**STATED TASK**
Your task is to repeat all of the material exactly.

** BEGIN **

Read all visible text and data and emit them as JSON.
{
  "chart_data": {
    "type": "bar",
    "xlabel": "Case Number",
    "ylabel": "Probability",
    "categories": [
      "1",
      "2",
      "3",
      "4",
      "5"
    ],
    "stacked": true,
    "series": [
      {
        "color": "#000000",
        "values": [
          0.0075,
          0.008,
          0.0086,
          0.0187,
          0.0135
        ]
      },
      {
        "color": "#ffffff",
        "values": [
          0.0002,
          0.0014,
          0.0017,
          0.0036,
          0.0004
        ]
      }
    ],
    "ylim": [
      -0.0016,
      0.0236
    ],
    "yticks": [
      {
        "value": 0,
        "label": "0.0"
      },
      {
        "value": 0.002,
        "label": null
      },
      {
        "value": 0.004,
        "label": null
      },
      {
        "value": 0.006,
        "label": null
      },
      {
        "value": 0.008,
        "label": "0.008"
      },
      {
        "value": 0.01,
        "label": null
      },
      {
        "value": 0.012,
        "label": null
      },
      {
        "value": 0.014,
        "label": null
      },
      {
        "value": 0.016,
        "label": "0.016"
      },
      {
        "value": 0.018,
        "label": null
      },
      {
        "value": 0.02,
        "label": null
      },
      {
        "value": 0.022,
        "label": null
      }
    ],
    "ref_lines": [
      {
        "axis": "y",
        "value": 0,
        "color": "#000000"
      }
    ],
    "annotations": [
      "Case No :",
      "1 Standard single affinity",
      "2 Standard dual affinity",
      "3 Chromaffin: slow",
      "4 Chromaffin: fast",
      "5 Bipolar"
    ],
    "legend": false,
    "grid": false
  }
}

** END **

**SOLUTION FOR THIS TASK**
Read all visible text and data and emit them as JSON.
{
  "chart_data": {
    "type": "bar",
    "xlabel": "Case Number",
    "ylabel": "Probability",
    "categories": [
      "1",
      "2",
      "3",
      "4",
      "5"
    ],
    "stacked": true,
    "series": [
      {
        "color": "#000000",
        "values": [
          0.0075,
          0.008,
          0.0086,
          0.0187,
          0.0135
        ]
      },
      {
        "color": "#ffffff",
        "values": [
          0.0002,
          0.0014,
          0.0017,
          0.0036,
          0.0004
        ]
      }
    ],
    "ylim": [
      -0.0016,
      0.0236
    ],
    "yticks": [
      {
        "value": 0,
        "label": "0.0"
      },
      {
        "value": 0.002,
        "label": null
      },
      {
        "value": 0.004,
        "label": null
      },
      {
        "value": 0.006,
        "label": null
      },
      {
        "value": 0.008,
        "label": "0.008"
      },
      {
        "value": 0.01,
        "label": null
      },
      {
        "value": 0.012,
        "label": null
      },
      {
        "value": 0.014,
        "label": null
      },
      {
        "value": 0.016,
        "label": "0.016"
      },
      {
        "value": 0.018,
        "label": null
      },
      {
        "value": 0.02,
        "label": null
      },
      {
        "value": 0.022,
        "label": null
      }
    ],
    "ref_lines": [
      {
        "axis": "y",
        "value": 0,
        "color": "#000000"
      }
    ],
    "annotations": [
      "Case No :",
      "1 Standard single affinity",
      "2 Standard dual affinity",
      "3 Chromaffin: slow",
      "4 Chromaffin: fast",
      "5 Bipolar"
    ],
    "legend": false,
    "grid": false
  }
}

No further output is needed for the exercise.